** Start of Given data **
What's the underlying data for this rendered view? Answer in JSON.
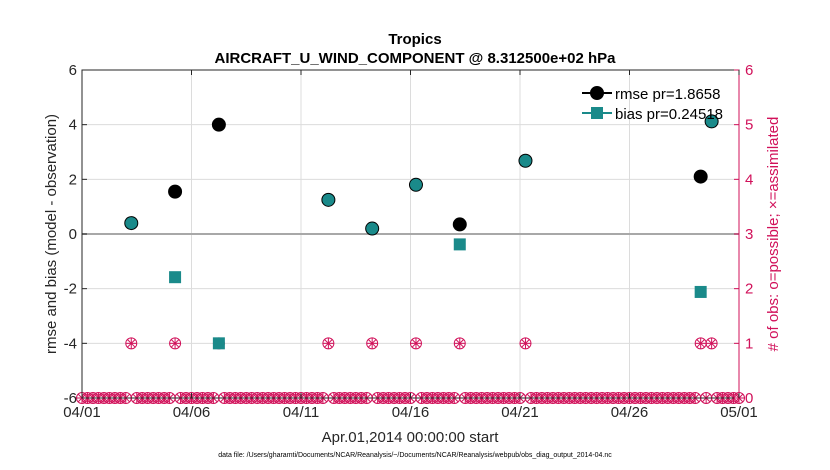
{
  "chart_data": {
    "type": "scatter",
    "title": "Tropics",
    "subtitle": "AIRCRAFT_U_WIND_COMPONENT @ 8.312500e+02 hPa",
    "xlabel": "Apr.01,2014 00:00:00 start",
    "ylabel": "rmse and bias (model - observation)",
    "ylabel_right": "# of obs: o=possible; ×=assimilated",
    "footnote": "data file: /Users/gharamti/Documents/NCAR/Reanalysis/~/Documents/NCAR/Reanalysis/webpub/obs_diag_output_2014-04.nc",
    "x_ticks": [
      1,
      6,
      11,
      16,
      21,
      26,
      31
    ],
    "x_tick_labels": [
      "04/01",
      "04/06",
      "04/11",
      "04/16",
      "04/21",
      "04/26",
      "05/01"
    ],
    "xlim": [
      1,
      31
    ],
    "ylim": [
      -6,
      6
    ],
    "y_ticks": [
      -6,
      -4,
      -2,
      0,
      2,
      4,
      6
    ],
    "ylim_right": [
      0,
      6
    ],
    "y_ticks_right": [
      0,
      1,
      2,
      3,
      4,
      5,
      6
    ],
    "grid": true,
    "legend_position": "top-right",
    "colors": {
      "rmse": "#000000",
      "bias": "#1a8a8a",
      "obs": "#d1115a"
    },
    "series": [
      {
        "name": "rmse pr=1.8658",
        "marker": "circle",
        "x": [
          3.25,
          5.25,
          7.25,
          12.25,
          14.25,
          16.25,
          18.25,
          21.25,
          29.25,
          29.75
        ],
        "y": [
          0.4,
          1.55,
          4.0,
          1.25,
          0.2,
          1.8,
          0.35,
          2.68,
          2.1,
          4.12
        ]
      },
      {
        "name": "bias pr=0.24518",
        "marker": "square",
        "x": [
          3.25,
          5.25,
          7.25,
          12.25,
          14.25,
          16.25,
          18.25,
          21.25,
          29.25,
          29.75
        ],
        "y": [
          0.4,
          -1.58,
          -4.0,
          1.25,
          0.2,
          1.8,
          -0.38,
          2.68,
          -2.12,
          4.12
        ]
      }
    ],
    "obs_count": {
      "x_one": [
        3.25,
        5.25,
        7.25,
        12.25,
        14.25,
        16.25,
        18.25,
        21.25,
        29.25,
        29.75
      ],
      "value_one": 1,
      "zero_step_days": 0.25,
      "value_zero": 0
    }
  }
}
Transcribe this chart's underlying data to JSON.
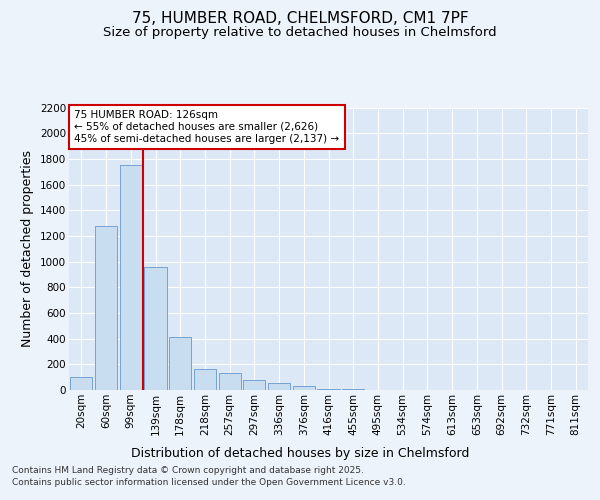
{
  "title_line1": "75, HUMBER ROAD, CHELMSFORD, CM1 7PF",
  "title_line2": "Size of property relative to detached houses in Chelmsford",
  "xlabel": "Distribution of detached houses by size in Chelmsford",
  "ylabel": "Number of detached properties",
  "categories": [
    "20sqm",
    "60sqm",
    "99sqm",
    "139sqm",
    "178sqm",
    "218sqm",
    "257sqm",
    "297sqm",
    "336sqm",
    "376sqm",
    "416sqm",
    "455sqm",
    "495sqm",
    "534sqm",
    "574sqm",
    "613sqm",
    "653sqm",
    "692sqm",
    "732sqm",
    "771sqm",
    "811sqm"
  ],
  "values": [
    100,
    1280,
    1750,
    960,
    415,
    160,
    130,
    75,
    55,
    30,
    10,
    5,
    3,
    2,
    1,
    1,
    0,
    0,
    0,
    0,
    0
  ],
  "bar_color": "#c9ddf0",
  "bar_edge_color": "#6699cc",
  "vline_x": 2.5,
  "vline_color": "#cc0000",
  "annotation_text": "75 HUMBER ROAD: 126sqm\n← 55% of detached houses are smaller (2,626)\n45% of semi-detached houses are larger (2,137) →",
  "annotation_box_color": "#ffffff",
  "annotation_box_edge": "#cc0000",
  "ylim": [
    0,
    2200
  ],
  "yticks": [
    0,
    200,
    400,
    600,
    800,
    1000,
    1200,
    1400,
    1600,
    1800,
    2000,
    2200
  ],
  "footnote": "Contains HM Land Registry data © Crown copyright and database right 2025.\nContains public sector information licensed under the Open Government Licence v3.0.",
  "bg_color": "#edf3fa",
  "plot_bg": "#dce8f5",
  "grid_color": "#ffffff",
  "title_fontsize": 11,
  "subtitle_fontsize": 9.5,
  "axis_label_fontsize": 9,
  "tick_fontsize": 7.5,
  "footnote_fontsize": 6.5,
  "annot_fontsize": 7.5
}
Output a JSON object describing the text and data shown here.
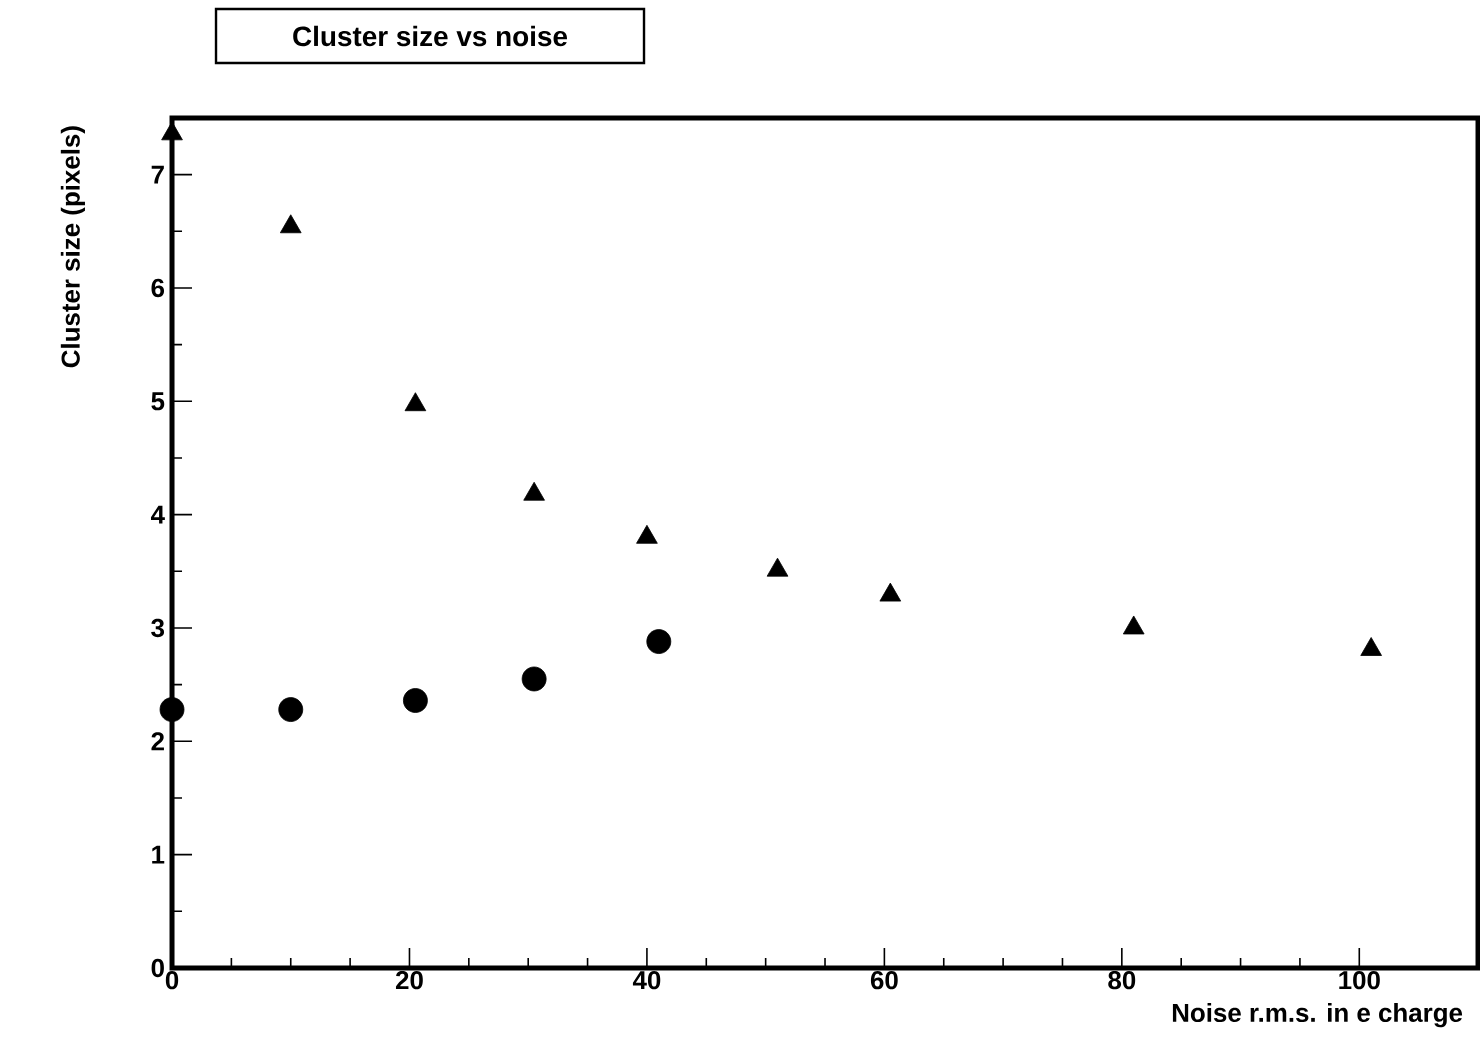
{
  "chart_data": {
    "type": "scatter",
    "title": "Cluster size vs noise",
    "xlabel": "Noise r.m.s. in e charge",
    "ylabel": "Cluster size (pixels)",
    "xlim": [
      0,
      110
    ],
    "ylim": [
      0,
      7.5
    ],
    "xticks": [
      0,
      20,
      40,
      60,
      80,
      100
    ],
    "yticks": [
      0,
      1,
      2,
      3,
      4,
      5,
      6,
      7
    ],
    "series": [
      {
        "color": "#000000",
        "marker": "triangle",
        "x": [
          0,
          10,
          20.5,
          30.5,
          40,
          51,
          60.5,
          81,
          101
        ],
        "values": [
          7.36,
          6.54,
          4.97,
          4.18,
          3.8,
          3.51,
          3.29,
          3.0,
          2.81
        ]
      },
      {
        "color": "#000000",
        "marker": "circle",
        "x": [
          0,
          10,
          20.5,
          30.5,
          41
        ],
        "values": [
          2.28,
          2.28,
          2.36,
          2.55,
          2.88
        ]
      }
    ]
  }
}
** End of Given data **
** Start of Given data **
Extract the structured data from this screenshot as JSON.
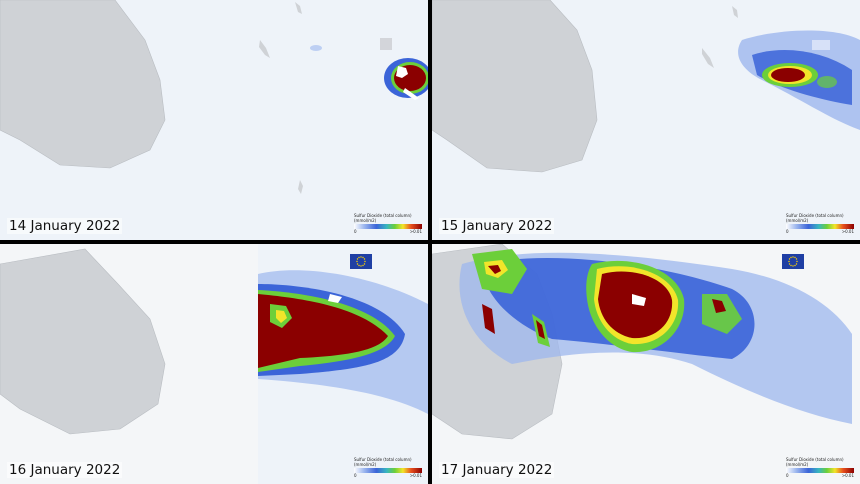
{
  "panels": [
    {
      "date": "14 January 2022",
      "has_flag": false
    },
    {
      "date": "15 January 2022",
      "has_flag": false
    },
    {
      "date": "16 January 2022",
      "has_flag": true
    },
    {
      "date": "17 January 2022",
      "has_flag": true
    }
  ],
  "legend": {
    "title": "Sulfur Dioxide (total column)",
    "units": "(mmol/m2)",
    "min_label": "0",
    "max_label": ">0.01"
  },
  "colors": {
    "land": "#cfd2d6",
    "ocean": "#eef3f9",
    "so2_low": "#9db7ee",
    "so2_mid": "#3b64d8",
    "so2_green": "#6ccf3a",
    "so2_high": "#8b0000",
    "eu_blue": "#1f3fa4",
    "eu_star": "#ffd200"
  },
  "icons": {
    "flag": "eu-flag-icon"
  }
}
** End of Given data **
** Start of Given data **
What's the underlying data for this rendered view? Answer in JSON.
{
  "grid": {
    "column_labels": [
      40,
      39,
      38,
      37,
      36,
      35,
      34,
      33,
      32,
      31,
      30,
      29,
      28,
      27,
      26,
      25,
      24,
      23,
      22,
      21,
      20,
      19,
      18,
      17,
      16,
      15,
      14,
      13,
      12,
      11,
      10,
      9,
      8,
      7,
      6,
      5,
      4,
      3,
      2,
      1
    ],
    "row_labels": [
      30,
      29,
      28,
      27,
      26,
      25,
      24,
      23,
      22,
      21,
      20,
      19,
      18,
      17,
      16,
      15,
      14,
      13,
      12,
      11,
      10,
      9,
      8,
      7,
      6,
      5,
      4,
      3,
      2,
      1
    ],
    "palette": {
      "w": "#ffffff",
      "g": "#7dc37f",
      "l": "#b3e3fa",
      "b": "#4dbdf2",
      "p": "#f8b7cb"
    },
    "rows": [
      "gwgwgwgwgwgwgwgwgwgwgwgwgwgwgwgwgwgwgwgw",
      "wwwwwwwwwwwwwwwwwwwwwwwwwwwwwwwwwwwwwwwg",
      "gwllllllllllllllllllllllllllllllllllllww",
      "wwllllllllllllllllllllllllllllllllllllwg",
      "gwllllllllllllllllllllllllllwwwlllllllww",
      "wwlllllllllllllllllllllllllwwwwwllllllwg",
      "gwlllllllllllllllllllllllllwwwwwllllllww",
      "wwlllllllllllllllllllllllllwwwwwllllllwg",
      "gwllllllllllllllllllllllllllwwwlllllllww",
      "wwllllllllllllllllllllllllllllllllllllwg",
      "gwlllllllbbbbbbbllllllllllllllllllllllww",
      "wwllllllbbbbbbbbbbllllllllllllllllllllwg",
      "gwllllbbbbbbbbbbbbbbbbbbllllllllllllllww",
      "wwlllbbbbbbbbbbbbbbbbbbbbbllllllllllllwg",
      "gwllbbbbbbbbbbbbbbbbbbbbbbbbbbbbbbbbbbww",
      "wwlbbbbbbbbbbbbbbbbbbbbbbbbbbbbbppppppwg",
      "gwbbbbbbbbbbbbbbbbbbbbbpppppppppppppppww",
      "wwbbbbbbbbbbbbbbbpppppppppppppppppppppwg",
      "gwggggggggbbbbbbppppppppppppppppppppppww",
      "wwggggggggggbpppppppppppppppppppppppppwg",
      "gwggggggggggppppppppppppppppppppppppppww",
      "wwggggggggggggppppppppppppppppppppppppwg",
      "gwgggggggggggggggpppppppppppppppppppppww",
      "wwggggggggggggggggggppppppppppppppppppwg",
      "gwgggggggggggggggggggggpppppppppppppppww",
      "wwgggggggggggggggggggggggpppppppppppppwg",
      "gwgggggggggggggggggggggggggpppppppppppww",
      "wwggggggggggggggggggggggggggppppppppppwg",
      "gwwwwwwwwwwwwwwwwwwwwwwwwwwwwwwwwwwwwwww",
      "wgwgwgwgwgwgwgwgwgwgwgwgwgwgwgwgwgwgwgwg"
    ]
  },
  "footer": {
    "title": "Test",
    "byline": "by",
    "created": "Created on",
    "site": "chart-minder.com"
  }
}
** End of Given data **
**Challenge:**
Pull out each line of the records holding the string "ffffff".

**Solution to this problem:**
  "annotation_box_color": "#ffffff",
  "grid_color": "#ffffff",
      "w": "#ffffff",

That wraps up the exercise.